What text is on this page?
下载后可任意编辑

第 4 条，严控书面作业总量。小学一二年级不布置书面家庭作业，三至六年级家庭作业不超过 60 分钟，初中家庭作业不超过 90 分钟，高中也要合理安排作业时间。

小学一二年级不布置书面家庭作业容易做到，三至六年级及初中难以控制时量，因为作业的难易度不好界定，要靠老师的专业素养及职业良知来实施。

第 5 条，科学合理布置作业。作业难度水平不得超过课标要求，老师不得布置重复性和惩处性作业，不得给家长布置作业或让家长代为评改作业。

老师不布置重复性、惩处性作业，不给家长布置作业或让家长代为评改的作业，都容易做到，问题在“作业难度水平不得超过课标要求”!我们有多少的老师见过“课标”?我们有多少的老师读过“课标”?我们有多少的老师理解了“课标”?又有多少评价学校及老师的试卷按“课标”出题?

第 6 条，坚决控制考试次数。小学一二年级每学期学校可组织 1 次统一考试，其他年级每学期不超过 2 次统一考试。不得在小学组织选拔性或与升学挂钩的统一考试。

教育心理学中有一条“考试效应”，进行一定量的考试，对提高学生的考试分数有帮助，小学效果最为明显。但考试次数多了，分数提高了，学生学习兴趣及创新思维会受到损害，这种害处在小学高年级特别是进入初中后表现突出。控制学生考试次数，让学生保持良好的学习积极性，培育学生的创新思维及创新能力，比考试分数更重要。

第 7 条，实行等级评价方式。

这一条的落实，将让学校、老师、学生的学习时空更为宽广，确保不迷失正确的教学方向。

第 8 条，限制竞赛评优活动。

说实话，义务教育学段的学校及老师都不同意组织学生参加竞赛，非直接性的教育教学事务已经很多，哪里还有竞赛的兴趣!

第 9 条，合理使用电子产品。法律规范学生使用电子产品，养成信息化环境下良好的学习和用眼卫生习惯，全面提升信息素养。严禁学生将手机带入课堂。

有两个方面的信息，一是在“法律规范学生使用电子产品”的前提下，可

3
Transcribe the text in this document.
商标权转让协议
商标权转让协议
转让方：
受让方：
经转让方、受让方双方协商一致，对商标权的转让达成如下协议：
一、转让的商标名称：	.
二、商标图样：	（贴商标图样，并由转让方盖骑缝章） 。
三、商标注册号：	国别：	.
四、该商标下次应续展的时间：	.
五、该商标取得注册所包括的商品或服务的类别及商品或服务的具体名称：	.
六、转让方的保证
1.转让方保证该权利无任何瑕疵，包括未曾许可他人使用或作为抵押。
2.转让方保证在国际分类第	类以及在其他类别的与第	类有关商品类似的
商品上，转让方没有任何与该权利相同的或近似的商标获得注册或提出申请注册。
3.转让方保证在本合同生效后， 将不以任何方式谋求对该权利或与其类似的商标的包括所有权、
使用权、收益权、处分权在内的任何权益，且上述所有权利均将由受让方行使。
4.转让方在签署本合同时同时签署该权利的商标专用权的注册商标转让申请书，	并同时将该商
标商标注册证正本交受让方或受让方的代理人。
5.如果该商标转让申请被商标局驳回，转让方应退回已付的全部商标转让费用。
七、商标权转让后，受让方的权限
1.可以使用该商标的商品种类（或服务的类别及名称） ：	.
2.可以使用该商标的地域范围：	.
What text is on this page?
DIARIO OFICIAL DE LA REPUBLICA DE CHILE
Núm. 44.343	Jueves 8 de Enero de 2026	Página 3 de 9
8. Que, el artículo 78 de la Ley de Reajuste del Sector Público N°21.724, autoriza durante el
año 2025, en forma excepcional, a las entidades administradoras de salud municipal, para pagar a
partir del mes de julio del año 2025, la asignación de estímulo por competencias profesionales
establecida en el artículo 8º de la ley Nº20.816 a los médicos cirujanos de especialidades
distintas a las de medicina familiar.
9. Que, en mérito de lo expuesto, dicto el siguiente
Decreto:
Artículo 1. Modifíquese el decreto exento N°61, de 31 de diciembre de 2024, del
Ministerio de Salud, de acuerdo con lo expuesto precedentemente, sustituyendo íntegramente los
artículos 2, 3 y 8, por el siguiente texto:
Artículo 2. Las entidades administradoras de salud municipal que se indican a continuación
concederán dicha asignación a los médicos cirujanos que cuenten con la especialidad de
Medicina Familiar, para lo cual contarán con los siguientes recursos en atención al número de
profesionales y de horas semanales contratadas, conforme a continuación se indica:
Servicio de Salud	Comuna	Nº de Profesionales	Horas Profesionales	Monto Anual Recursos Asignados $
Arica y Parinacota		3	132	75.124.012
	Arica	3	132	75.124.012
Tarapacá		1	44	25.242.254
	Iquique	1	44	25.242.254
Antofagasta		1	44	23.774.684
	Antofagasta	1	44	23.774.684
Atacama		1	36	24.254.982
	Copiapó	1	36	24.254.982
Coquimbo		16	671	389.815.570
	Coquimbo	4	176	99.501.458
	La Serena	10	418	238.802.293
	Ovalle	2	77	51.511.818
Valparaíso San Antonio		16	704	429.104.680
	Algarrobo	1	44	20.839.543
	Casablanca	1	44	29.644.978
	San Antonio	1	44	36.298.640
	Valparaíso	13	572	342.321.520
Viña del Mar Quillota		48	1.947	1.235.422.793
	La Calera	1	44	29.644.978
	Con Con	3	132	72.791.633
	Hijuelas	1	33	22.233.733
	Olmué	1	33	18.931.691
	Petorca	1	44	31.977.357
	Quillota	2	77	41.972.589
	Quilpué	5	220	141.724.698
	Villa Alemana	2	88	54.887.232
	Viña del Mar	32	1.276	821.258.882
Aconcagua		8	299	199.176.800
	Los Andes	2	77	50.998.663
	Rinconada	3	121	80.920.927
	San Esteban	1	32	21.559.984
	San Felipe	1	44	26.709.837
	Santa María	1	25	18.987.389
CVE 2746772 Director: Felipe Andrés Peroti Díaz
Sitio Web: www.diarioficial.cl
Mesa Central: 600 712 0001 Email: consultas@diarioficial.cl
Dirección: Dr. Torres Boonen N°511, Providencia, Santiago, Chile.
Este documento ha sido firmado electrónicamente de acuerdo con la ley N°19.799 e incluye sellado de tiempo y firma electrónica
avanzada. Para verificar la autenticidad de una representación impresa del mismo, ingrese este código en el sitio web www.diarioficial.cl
^^^^^^^^^^^^^^^^
Problem to work on: Nothing in the data may differ; print all of it exactly as written.

Exercise response:
What text is on this page?
下载后可任意编辑

第 4 条，严控书面作业总量。小学一二年级不布置书面家庭作业，三至六年级家庭作业不超过 60 分钟，初中家庭作业不超过 90 分钟，高中也要合理安排作业时间。

小学一二年级不布置书面家庭作业容易做到，三至六年级及初中难以控制时量，因为作业的难易度不好界定，要靠老师的专业素养及职业良知来实施。

第 5 条，科学合理布置作业。作业难度水平不得超过课标要求，老师不得布置重复性和惩处性作业，不得给家长布置作业或让家长代为评改作业。

老师不布置重复性、惩处性作业，不给家长布置作业或让家长代为评改的作业，都容易做到，问题在“作业难度水平不得超过课标要求”!我们有多少的老师见过“课标”?我们有多少的老师读过“课标”?我们有多少的老师理解了“课标”?又有多少评价学校及老师的试卷按“课标”出题?

第 6 条，坚决控制考试次数。小学一二年级每学期学校可组织 1 次统一考试，其他年级每学期不超过 2 次统一考试。不得在小学组织选拔性或与升学挂钩的统一考试。

教育心理学中有一条“考试效应”，进行一定量的考试，对提高学生的考试分数有帮助，小学效果最为明显。但考试次数多了，分数提高了，学生学习兴趣及创新思维会受到损害，这种害处在小学高年级特别是进入初中后表现突出。控制学生考试次数，让学生保持良好的学习积极性，培育学生的创新思维及创新能力，比考试分数更重要。

第 7 条，实行等级评价方式。

这一条的落实，将让学校、老师、学生的学习时空更为宽广，确保不迷失正确的教学方向。

第 8 条，限制竞赛评优活动。

说实话，义务教育学段的学校及老师都不同意组织学生参加竞赛，非直接性的教育教学事务已经很多，哪里还有竞赛的兴趣!

第 9 条，合理使用电子产品。法律规范学生使用电子产品，养成信息化环境下良好的学习和用眼卫生习惯，全面提升信息素养。严禁学生将手机带入课堂。

有两个方面的信息，一是在“法律规范学生使用电子产品”的前提下，可

3
Transcribe the text in this document.
商标权转让协议
商标权转让协议
转让方：
受让方：
经转让方、受让方双方协商一致，对商标权的转让达成如下协议：
一、转让的商标名称：	.
二、商标图样：	（贴商标图样，并由转让方盖骑缝章） 。
三、商标注册号：	国别：	.
四、该商标下次应续展的时间：	.
五、该商标取得注册所包括的商品或服务的类别及商品或服务的具体名称：	.
六、转让方的保证
1.转让方保证该权利无任何瑕疵，包括未曾许可他人使用或作为抵押。
2.转让方保证在国际分类第	类以及在其他类别的与第	类有关商品类似的
商品上，转让方没有任何与该权利相同的或近似的商标获得注册或提出申请注册。
3.转让方保证在本合同生效后， 将不以任何方式谋求对该权利或与其类似的商标的包括所有权、
使用权、收益权、处分权在内的任何权益，且上述所有权利均将由受让方行使。
4.转让方在签署本合同时同时签署该权利的商标专用权的注册商标转让申请书，	并同时将该商
标商标注册证正本交受让方或受让方的代理人。
5.如果该商标转让申请被商标局驳回，转让方应退回已付的全部商标转让费用。
七、商标权转让后，受让方的权限
1.可以使用该商标的商品种类（或服务的类别及名称） ：	.
2.可以使用该商标的地域范围：	.
What text is on this page?
DIARIO OFICIAL DE LA REPUBLICA DE CHILE
Núm. 44.343	Jueves 8 de Enero de 2026	Página 3 de 9
8. Que, el artículo 78 de la Ley de Reajuste del Sector Público N°21.724, autoriza durante el
año 2025, en forma excepcional, a las entidades administradoras de salud municipal, para pagar a
partir del mes de julio del año 2025, la asignación de estímulo por competencias profesionales
establecida en el artículo 8º de la ley Nº20.816 a los médicos cirujanos de especialidades
distintas a las de medicina familiar.
9. Que, en mérito de lo expuesto, dicto el siguiente
Decreto:
Artículo 1. Modifíquese el decreto exento N°61, de 31 de diciembre de 2024, del
Ministerio de Salud, de acuerdo con lo expuesto precedentemente, sustituyendo íntegramente los
artículos 2, 3 y 8, por el siguiente texto:
Artículo 2. Las entidades administradoras de salud municipal que se indican a continuación
concederán dicha asignación a los médicos cirujanos que cuenten con la especialidad de
Medicina Familiar, para lo cual contarán con los siguientes recursos en atención al número de
profesionales y de horas semanales contratadas, conforme a continuación se indica:
Servicio de Salud	Comuna	Nº de Profesionales	Horas Profesionales	Monto Anual Recursos Asignados $
Arica y Parinacota		3	132	75.124.012
	Arica	3	132	75.124.012
Tarapacá		1	44	25.242.254
	Iquique	1	44	25.242.254
Antofagasta		1	44	23.774.684
	Antofagasta	1	44	23.774.684
Atacama		1	36	24.254.982
	Copiapó	1	36	24.254.982
Coquimbo		16	671	389.815.570
	Coquimbo	4	176	99.501.458
	La Serena	10	418	238.802.293
	Ovalle	2	77	51.511.818
Valparaíso San Antonio		16	704	429.104.680
	Algarrobo	1	44	20.839.543
	Casablanca	1	44	29.644.978
	San Antonio	1	44	36.298.640
	Valparaíso	13	572	342.321.520
Viña del Mar Quillota		48	1.947	1.235.422.793
	La Calera	1	44	29.644.978
	Con Con	3	132	72.791.633
	Hijuelas	1	33	22.233.733
	Olmué	1	33	18.931.691
	Petorca	1	44	31.977.357
	Quillota	2	77	41.972.589
	Quilpué	5	220	141.724.698
	Villa Alemana	2	88	54.887.232
	Viña del Mar	32	1.276	821.258.882
Aconcagua		8	299	199.176.800
	Los Andes	2	77	50.998.663
	Rinconada	3	121	80.920.927
	San Esteban	1	32	21.559.984
	San Felipe	1	44	26.709.837
	Santa María	1	25	18.987.389
CVE 2746772 Director: Felipe Andrés Peroti Díaz
Sitio Web: www.diarioficial.cl
Mesa Central: 600 712 0001 Email: consultas@diarioficial.cl
Dirección: Dr. Torres Boonen N°511, Providencia, Santiago, Chile.
Este documento ha sido firmado electrónicamente de acuerdo con la ley N°19.799 e incluye sellado de tiempo y firma electrónica
avanzada. Para verificar la autenticidad de una representación impresa del mismo, ingrese este código en el sitio web www.diarioficial.cl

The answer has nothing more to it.